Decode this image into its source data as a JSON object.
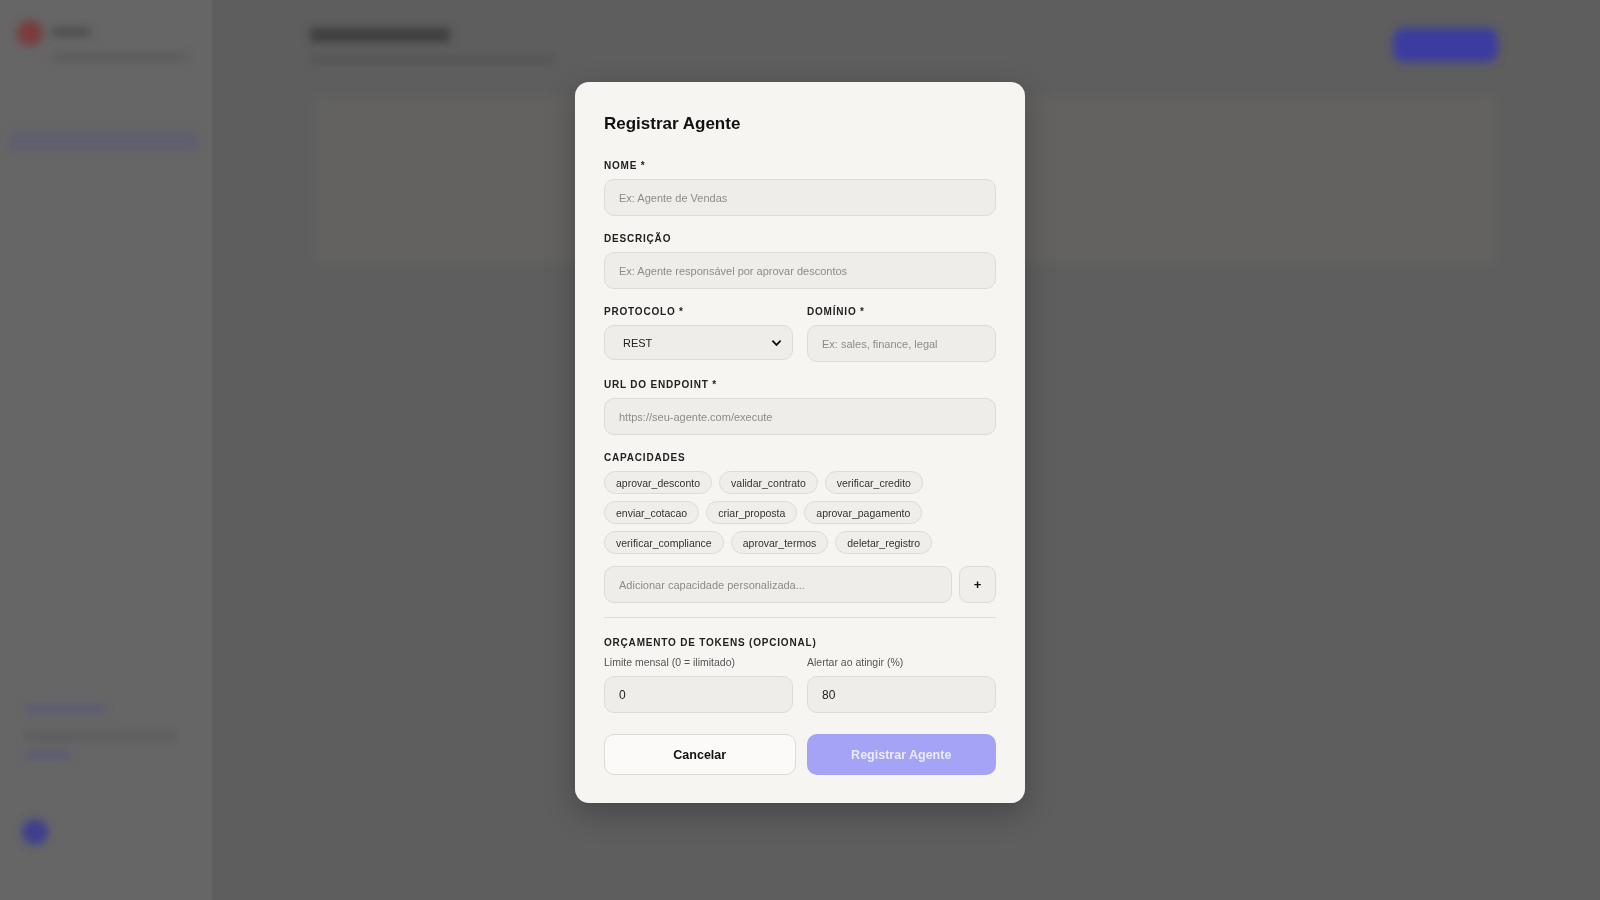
{
  "modal": {
    "title": "Registrar Agente",
    "fields": [
      {
        "label": "NOME *",
        "placeholder": "Ex: Agente de Vendas"
      },
      {
        "label": "DESCRIÇÃO",
        "placeholder": "Ex: Agente responsável por aprovar descontos"
      }
    ],
    "protocol": {
      "label": "PROTOCOLO *",
      "value": "REST"
    },
    "domain": {
      "label": "DOMÍNIO *",
      "placeholder": "Ex: sales, finance, legal"
    },
    "endpoint": {
      "label": "URL DO ENDPOINT *",
      "placeholder": "https://seu-agente.com/execute"
    },
    "capabilities": {
      "label": "CAPACIDADES",
      "chips": [
        "aprovar_desconto",
        "validar_contrato",
        "verificar_credito",
        "enviar_cotacao",
        "criar_proposta",
        "aprovar_pagamento",
        "verificar_compliance",
        "aprovar_termos",
        "deletar_registro"
      ],
      "placeholder": "Adicionar capacidade personalizada...",
      "add_button": "+"
    },
    "budget": {
      "label": "ORÇAMENTO DE TOKENS (OPCIONAL)",
      "fields": [
        {
          "label": "Limite mensal (0 = ilimitado)",
          "value": "0"
        },
        {
          "label": "Alertar ao atingir (%)",
          "value": "80"
        }
      ]
    },
    "cancel_button": "Cancelar",
    "submit_button": {
      "label": "Registrar Agente",
      "disabled": true
    }
  }
}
● ● ●
EXERCISE DIRECTIONS: Write out all the records again, exactly, minus any pictures.

EXPECTED ANSWER:
Decode this image into its source data as a JSON object.
{
  "modal": {
    "title": "Registrar Agente",
    "fields": [
      {
        "label": "NOME *",
        "placeholder": "Ex: Agente de Vendas"
      },
      {
        "label": "DESCRIÇÃO",
        "placeholder": "Ex: Agente responsável por aprovar descontos"
      }
    ],
    "protocol": {
      "label": "PROTOCOLO *",
      "value": "REST"
    },
    "domain": {
      "label": "DOMÍNIO *",
      "placeholder": "Ex: sales, finance, legal"
    },
    "endpoint": {
      "label": "URL DO ENDPOINT *",
      "placeholder": "https://seu-agente.com/execute"
    },
    "capabilities": {
      "label": "CAPACIDADES",
      "chips": [
        "aprovar_desconto",
        "validar_contrato",
        "verificar_credito",
        "enviar_cotacao",
        "criar_proposta",
        "aprovar_pagamento",
        "verificar_compliance",
        "aprovar_termos",
        "deletar_registro"
      ],
      "placeholder": "Adicionar capacidade personalizada...",
      "add_button": "+"
    },
    "budget": {
      "label": "ORÇAMENTO DE TOKENS (OPCIONAL)",
      "fields": [
        {
          "label": "Limite mensal (0 = ilimitado)",
          "value": "0"
        },
        {
          "label": "Alertar ao atingir (%)",
          "value": "80"
        }
      ]
    },
    "cancel_button": "Cancelar",
    "submit_button": {
      "label": "Registrar Agente",
      "disabled": true
    }
  }
}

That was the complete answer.